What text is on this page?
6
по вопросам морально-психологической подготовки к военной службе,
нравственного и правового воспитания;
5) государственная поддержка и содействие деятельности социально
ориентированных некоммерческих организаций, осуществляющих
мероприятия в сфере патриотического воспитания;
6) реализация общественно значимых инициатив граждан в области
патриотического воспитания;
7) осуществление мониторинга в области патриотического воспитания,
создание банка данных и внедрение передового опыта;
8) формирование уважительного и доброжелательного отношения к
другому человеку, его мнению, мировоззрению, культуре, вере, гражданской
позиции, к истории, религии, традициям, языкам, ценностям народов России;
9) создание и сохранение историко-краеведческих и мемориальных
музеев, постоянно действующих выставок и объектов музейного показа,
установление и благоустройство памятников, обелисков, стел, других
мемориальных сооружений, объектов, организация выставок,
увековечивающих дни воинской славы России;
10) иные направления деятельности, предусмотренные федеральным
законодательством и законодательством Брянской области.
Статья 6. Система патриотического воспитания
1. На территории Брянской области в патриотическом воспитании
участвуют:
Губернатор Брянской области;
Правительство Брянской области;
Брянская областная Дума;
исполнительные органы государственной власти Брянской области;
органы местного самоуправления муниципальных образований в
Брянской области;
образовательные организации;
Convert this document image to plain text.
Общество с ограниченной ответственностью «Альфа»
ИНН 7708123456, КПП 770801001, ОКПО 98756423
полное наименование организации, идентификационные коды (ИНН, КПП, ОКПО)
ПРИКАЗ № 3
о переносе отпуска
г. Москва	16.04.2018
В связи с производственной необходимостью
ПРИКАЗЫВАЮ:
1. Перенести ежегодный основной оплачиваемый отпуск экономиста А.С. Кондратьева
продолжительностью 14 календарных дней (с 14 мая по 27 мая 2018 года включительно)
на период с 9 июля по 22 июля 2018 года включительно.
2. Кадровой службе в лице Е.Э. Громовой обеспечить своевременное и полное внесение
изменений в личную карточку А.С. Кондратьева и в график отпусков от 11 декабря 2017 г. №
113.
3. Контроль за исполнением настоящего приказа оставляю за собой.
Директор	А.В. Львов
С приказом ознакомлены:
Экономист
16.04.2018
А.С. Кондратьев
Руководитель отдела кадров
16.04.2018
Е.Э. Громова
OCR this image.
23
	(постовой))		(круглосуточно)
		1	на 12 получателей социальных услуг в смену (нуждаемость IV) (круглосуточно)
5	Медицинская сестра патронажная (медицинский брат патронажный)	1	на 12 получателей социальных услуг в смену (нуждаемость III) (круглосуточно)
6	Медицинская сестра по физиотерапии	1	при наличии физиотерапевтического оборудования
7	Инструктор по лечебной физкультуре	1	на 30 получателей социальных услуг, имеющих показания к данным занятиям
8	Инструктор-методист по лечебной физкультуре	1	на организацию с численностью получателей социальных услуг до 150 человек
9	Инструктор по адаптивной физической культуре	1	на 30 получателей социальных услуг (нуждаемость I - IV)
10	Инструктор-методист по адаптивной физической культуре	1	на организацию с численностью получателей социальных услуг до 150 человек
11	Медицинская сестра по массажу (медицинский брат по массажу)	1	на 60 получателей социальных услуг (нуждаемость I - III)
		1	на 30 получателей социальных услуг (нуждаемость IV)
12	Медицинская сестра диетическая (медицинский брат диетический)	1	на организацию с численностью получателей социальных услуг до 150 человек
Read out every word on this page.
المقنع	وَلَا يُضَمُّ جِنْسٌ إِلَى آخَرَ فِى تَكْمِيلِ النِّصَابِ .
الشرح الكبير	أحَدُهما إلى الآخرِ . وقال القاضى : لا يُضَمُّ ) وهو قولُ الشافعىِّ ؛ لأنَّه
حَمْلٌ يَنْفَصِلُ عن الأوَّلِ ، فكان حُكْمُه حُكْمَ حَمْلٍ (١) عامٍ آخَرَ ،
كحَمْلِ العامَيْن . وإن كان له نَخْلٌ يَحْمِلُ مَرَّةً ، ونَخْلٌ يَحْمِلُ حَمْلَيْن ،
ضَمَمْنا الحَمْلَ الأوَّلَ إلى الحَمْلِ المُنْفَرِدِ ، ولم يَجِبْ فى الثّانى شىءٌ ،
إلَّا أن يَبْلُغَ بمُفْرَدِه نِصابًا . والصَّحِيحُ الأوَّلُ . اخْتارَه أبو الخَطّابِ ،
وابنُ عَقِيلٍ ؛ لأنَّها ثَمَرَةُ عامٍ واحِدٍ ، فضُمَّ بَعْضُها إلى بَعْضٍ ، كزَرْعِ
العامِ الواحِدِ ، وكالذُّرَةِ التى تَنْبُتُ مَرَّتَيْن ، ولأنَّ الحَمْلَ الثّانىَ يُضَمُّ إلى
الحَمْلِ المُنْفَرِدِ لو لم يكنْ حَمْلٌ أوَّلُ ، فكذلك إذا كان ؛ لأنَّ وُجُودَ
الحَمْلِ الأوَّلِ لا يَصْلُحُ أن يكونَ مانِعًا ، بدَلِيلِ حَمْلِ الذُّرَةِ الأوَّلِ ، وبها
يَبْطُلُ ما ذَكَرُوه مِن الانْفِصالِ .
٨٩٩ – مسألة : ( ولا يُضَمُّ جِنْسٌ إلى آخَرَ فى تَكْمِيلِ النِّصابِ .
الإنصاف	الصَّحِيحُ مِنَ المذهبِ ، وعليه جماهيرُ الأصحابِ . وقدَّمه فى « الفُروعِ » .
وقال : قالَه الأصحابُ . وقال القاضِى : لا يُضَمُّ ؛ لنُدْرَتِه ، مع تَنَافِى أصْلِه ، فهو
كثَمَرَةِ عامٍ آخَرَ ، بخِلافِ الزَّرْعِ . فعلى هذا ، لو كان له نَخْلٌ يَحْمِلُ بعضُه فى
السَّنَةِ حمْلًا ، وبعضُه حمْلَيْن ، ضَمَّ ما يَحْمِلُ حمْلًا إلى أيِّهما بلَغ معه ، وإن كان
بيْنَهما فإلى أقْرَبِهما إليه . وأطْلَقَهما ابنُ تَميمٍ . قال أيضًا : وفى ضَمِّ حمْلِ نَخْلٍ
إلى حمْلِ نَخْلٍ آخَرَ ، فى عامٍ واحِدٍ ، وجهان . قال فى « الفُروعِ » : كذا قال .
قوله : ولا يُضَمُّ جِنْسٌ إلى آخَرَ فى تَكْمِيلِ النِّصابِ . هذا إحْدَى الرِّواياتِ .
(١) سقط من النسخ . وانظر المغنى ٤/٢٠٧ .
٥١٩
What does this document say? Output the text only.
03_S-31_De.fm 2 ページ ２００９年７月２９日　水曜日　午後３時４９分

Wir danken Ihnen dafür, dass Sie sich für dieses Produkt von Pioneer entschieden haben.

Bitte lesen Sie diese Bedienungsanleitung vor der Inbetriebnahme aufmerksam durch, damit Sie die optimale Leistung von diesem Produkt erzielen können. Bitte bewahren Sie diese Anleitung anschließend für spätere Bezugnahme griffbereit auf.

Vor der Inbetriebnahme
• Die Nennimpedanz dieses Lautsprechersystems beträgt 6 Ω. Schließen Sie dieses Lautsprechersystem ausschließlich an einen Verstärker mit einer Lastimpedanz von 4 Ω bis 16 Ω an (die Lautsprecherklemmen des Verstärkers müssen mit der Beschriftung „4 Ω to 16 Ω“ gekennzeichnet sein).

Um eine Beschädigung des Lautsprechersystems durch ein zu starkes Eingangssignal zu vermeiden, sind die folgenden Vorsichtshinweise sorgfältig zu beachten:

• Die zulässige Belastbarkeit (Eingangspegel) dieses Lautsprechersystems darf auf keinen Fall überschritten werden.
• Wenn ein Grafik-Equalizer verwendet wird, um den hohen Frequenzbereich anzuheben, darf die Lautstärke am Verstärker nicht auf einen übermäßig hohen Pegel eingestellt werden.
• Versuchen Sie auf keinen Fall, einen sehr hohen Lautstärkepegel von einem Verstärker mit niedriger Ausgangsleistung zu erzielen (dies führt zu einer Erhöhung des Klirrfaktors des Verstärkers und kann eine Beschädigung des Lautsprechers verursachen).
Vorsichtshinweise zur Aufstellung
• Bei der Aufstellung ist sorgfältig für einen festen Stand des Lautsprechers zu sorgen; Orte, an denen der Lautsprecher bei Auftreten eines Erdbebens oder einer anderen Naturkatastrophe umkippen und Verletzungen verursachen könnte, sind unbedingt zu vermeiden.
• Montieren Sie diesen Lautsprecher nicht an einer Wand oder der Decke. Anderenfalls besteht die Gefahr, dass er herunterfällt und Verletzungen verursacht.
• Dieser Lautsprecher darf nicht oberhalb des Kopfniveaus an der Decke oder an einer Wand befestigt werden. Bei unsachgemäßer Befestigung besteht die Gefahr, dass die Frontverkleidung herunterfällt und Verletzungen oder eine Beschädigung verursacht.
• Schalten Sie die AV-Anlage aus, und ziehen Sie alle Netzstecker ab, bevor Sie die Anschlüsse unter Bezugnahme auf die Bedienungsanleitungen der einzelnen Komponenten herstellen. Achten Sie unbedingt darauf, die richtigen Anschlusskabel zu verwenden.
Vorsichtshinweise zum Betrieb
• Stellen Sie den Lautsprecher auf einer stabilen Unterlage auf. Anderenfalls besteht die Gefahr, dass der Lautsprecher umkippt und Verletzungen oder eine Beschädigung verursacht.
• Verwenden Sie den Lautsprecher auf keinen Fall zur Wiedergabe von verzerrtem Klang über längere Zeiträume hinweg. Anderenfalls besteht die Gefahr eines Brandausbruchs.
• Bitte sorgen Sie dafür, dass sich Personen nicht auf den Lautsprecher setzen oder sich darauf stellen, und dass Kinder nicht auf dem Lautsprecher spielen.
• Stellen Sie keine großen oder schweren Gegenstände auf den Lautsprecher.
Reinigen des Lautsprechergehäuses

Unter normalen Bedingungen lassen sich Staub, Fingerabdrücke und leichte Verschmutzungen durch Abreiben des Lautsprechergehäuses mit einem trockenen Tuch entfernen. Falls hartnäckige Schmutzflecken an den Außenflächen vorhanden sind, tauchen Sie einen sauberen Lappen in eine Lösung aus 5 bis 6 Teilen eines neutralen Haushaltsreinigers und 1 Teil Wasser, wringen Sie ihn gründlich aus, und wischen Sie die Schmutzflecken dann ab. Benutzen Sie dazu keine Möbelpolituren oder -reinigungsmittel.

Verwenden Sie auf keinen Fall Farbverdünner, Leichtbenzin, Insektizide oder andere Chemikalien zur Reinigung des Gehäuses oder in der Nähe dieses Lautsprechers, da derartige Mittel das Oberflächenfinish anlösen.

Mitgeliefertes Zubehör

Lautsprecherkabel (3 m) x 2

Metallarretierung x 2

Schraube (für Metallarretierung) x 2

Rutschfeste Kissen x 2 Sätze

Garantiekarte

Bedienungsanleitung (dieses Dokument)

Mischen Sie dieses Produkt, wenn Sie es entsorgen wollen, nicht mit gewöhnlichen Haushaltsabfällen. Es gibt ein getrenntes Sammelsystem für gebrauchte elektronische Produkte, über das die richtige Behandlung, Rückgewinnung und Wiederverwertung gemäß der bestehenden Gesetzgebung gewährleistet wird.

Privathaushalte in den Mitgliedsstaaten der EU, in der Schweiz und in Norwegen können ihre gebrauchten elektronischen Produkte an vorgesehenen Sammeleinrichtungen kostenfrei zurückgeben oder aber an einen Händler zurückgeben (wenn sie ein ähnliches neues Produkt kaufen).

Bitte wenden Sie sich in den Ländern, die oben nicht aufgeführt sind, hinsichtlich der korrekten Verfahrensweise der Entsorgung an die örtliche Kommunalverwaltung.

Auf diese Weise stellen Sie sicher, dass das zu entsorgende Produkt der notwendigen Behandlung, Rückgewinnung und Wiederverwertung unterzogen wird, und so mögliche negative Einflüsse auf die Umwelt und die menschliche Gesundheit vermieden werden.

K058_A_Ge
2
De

════════════════════

Identify and list each line with the word "услуг".

--- Complete response ---
		1	на 12 получателей социальных услуг в смену (нуждаемость IV) (круглосуточно)
5	Медицинская сестра патронажная (медицинский брат патронажный)	1	на 12 получателей социальных услуг в смену (нуждаемость III) (круглосуточно)
7	Инструктор по лечебной физкультуре	1	на 30 получателей социальных услуг, имеющих показания к данным занятиям
8	Инструктор-методист по лечебной физкультуре	1	на организацию с численностью получателей социальных услуг до 150 человек
9	Инструктор по адаптивной физической культуре	1	на 30 получателей социальных услуг (нуждаемость I - IV)
10	Инструктор-методист по адаптивной физической культуре	1	на организацию с численностью получателей социальных услуг до 150 человек
11	Медицинская сестра по массажу (медицинский брат по массажу)	1	на 60 получателей социальных услуг (нуждаемость I - III)
		1	на 30 получателей социальных услуг (нуждаемость IV)
12	Медицинская сестра диетическая (медицинский брат диетический)	1	на организацию с численностью получателей социальных услуг до 150 человек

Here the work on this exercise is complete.